→ Directions
Would you set down every entry shown below, precisely as written?

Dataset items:
::::::
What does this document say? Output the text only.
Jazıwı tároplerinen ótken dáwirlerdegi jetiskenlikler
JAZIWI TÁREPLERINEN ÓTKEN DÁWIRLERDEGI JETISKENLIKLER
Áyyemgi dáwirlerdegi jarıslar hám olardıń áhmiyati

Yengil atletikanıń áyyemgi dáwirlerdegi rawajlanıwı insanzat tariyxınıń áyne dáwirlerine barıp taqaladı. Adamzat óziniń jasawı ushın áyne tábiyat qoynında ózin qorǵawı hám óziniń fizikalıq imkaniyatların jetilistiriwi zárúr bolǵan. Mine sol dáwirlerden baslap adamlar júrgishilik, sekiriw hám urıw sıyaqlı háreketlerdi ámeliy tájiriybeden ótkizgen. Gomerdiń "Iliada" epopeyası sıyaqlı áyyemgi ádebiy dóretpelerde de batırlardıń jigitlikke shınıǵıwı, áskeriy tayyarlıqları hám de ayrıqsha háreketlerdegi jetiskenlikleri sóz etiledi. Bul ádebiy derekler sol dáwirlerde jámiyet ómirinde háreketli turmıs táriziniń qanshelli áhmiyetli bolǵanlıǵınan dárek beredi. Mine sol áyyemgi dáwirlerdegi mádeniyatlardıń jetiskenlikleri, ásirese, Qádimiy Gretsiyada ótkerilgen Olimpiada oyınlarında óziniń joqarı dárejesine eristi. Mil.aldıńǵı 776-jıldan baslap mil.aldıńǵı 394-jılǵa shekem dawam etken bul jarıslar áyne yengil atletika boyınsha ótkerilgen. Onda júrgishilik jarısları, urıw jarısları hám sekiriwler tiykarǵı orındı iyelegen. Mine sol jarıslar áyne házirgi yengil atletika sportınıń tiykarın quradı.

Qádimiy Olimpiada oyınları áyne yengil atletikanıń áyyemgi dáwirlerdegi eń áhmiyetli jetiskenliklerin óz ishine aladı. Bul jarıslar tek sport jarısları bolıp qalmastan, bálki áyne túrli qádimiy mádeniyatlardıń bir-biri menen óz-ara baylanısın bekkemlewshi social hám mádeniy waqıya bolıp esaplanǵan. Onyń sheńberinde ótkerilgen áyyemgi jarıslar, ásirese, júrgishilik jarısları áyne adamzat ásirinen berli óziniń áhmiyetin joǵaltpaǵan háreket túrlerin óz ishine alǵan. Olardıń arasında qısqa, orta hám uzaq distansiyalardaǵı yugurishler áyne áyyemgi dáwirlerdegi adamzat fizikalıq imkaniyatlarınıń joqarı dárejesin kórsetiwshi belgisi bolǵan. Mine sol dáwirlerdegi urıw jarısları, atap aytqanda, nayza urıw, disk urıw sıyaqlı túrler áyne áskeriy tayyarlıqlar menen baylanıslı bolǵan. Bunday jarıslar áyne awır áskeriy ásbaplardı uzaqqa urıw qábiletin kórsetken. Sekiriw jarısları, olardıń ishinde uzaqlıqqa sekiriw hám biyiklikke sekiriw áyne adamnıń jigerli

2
::::::
→ Exercise result
What does this document say? Output the text only.
Jazıwı tároplerinen ótken dáwirlerdegi jetiskenlikler
JAZIWI TÁREPLERINEN ÓTKEN DÁWIRLERDEGI JETISKENLIKLER
Áyyemgi dáwirlerdegi jarıslar hám olardıń áhmiyati

Yengil atletikanıń áyyemgi dáwirlerdegi rawajlanıwı insanzat tariyxınıń áyne dáwirlerine barıp taqaladı. Adamzat óziniń jasawı ushın áyne tábiyat qoynında ózin qorǵawı hám óziniń fizikalıq imkaniyatların jetilistiriwi zárúr bolǵan. Mine sol dáwirlerden baslap adamlar júrgishilik, sekiriw hám urıw sıyaqlı háreketlerdi ámeliy tájiriybeden ótkizgen. Gomerdiń "Iliada" epopeyası sıyaqlı áyyemgi ádebiy dóretpelerde de batırlardıń jigitlikke shınıǵıwı, áskeriy tayyarlıqları hám de ayrıqsha háreketlerdegi jetiskenlikleri sóz etiledi. Bul ádebiy derekler sol dáwirlerde jámiyet ómirinde háreketli turmıs táriziniń qanshelli áhmiyetli bolǵanlıǵınan dárek beredi. Mine sol áyyemgi dáwirlerdegi mádeniyatlardıń jetiskenlikleri, ásirese, Qádimiy Gretsiyada ótkerilgen Olimpiada oyınlarında óziniń joqarı dárejesine eristi. Mil.aldıńǵı 776-jıldan baslap mil.aldıńǵı 394-jılǵa shekem dawam etken bul jarıslar áyne yengil atletika boyınsha ótkerilgen. Onda júrgishilik jarısları, urıw jarısları hám sekiriwler tiykarǵı orındı iyelegen. Mine sol jarıslar áyne házirgi yengil atletika sportınıń tiykarın quradı.

Qádimiy Olimpiada oyınları áyne yengil atletikanıń áyyemgi dáwirlerdegi eń áhmiyetli jetiskenliklerin óz ishine aladı. Bul jarıslar tek sport jarısları bolıp qalmastan, bálki áyne túrli qádimiy mádeniyatlardıń bir-biri menen óz-ara baylanısın bekkemlewshi social hám mádeniy waqıya bolıp esaplanǵan. Onyń sheńberinde ótkerilgen áyyemgi jarıslar, ásirese, júrgishilik jarısları áyne adamzat ásirinen berli óziniń áhmiyetin joǵaltpaǵan háreket túrlerin óz ishine alǵan. Olardıń arasında qısqa, orta hám uzaq distansiyalardaǵı yugurishler áyne áyyemgi dáwirlerdegi adamzat fizikalıq imkaniyatlarınıń joqarı dárejesin kórsetiwshi belgisi bolǵan. Mine sol dáwirlerdegi urıw jarısları, atap aytqanda, nayza urıw, disk urıw sıyaqlı túrler áyne áskeriy tayyarlıqlar menen baylanıslı bolǵan. Bunday jarıslar áyne awır áskeriy ásbaplardı uzaqqa urıw qábiletin kórsetken. Sekiriw jarısları, olardıń ishinde uzaqlıqqa sekiriw hám biyiklikke sekiriw áyne adamnıń jigerli

2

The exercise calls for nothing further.